** EXCERPTED TEXT **
──────────────────────────────
Dr. Rachel Lee assessed Hallmeyer on May 29, 2015. Dr. Lee noted in her report that Hallmeyer was "relatively healthy except for a [prior] left hip fracture requiring repair." She advised that Hallmeyer had "moderate cognitive impairment" but still lived alone and was "relatively independent and active." Based on information provided to Dr. Lee, Hallmeyer was able to perform ADLs, could live independently, and did not require 24-hour care. Dr. Lee admitted, however, that she did not have personal knowledge of these facts or Hallmeyer's condition before her fall. Dr. Lee also acknowledged that she did not attempt to assess Hallmeyer's mental condition or her ability to live independently.

Hallmeyer was discharged from Queen of the Valley Medical Center into the Golden Living Center for rehabilitative care, where she stayed from June 2, 2015, through July 13, 2015. The amount paid for Hallmeyer's admission at Golden Living Center was $30,388.36, which the parties stipulated to be reasonable and necessary.

Because she required 24-hour care, Hallmeyer was unable to return to Redwood Retirement. Instead, she was transferred to Ramirez Care Home, a residential care facility for the elderly. According to an administrator at Ramirez Care Home, Hallmeyer requires assistance with "[b]asically pretty much all her ADLs." She needs help with dressing, toileting, showering, and transferring out of her wheelchair. She is able to walk only about 15 feet with her walker, and is in her wheelchair 90 percent of the day. Although she lived in her own apartment with her cat at Redwood Retirement before the fall, at Ramirez Care Home she lives in a small room, shares the house with other people, and cannot have her cat.
──────────────────────────────
** WHAT IS REQUIRED **
List every medical or care facility named in the excerpt about Hallmeyer's care.

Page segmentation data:
──────────────────────────────
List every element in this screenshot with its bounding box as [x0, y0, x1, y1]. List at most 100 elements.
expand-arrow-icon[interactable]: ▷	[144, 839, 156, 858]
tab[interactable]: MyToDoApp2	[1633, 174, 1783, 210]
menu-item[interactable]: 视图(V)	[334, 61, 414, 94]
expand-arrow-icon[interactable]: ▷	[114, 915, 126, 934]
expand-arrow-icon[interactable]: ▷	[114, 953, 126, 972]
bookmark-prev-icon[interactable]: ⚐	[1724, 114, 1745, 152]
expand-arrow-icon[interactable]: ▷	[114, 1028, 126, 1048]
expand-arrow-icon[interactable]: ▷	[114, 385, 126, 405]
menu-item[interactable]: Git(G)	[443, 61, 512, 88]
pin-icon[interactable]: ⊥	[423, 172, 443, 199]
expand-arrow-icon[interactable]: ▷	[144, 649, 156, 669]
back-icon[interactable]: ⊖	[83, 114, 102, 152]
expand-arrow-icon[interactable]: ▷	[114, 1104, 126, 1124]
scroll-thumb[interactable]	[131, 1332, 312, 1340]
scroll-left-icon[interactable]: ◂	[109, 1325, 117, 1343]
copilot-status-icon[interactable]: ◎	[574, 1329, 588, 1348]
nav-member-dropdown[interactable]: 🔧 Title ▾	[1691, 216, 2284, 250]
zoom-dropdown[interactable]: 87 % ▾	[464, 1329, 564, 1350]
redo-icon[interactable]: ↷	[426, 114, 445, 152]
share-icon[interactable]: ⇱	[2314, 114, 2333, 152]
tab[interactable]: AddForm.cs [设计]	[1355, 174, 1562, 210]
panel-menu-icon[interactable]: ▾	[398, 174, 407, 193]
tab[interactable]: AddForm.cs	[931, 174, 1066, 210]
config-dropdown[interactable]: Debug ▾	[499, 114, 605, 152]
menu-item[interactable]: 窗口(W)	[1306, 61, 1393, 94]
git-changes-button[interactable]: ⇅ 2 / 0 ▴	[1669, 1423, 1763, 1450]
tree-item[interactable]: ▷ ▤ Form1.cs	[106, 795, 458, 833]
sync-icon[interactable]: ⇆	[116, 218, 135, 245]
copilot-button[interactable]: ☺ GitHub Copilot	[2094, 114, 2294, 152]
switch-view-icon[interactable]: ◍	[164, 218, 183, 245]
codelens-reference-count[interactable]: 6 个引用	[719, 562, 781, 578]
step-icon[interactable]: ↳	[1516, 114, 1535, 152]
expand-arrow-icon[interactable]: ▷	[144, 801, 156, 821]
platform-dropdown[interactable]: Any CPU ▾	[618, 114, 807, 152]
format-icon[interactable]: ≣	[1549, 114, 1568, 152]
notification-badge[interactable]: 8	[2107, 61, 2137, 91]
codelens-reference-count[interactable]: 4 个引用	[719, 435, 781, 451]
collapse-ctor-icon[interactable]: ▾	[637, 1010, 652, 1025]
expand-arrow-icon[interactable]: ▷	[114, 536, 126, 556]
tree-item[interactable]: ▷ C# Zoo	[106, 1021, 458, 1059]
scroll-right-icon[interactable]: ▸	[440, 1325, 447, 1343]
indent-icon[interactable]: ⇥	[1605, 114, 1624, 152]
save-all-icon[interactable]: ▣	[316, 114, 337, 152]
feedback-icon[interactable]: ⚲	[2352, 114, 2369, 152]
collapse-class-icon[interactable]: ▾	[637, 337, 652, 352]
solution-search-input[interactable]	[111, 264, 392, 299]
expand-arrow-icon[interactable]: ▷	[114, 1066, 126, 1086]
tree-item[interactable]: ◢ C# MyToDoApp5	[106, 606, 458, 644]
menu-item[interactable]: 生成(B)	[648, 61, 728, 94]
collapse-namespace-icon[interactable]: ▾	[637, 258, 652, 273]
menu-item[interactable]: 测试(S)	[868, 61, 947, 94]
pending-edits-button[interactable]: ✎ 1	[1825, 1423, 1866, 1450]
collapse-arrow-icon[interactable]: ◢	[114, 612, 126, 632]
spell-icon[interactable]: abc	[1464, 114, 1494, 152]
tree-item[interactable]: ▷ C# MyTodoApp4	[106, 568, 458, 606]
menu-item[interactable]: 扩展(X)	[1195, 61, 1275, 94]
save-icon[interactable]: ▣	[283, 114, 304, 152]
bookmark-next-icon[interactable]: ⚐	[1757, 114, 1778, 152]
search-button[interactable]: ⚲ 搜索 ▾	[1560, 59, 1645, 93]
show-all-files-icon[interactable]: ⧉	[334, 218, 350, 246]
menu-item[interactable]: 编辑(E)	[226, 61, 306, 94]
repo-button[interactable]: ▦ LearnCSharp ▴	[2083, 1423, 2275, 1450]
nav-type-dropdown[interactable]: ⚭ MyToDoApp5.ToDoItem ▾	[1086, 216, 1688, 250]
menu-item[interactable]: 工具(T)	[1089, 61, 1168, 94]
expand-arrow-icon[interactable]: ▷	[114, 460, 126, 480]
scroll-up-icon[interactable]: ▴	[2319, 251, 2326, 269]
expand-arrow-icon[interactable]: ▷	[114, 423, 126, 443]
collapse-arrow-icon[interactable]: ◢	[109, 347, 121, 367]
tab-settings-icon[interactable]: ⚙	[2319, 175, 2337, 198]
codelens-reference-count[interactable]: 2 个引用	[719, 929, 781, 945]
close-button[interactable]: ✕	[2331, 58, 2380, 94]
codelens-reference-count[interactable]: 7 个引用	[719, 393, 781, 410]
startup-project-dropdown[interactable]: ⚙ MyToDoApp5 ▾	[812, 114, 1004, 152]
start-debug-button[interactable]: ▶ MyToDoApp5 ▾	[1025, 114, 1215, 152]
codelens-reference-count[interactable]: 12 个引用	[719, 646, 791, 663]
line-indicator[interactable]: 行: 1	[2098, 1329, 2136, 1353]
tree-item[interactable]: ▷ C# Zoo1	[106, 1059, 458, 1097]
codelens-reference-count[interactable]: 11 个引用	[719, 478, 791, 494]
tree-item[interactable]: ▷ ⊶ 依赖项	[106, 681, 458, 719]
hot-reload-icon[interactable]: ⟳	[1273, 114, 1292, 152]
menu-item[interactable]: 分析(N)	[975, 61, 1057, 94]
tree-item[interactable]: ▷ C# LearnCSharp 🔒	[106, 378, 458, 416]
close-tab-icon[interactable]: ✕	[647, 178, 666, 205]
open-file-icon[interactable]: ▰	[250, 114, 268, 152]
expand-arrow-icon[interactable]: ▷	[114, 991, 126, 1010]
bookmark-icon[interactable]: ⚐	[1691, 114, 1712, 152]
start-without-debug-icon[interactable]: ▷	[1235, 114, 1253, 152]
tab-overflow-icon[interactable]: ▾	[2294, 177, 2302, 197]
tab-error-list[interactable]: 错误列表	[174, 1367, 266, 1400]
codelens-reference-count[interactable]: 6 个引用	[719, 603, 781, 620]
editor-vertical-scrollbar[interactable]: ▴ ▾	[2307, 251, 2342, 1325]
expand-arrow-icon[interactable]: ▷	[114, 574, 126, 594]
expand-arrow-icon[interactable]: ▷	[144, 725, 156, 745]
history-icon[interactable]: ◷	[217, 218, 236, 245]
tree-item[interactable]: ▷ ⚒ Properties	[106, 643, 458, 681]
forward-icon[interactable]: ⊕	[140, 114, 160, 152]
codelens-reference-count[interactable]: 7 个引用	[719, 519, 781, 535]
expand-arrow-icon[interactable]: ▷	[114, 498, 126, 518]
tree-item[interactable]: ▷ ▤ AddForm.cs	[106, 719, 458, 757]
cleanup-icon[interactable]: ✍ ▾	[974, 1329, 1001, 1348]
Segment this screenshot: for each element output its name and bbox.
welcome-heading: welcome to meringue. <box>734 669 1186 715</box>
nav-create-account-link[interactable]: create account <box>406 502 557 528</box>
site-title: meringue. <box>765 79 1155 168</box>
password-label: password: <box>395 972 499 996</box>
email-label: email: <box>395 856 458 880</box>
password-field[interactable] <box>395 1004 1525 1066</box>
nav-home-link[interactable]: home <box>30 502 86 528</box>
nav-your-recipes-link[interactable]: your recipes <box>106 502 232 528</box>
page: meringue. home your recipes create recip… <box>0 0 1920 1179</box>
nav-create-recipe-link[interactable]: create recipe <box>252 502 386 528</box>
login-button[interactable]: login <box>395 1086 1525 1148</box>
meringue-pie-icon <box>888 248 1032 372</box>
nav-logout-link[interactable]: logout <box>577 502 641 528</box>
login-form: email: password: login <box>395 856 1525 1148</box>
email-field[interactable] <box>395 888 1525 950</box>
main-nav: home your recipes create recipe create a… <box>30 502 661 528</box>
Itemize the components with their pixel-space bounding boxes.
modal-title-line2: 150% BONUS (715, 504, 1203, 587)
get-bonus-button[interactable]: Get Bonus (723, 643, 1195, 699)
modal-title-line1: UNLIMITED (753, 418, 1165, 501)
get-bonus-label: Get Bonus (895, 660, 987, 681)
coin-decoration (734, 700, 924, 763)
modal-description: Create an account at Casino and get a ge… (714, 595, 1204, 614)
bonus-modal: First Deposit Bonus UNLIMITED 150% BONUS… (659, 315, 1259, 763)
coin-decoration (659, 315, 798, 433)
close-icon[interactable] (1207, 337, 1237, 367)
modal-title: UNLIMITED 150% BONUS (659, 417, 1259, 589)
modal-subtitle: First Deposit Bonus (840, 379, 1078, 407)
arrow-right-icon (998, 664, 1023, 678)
──────────────────────────────
** ANSWER SECTION **
Queen of the Valley Medical Center
Golden Living Center
Redwood Retirement
Ramirez Care Home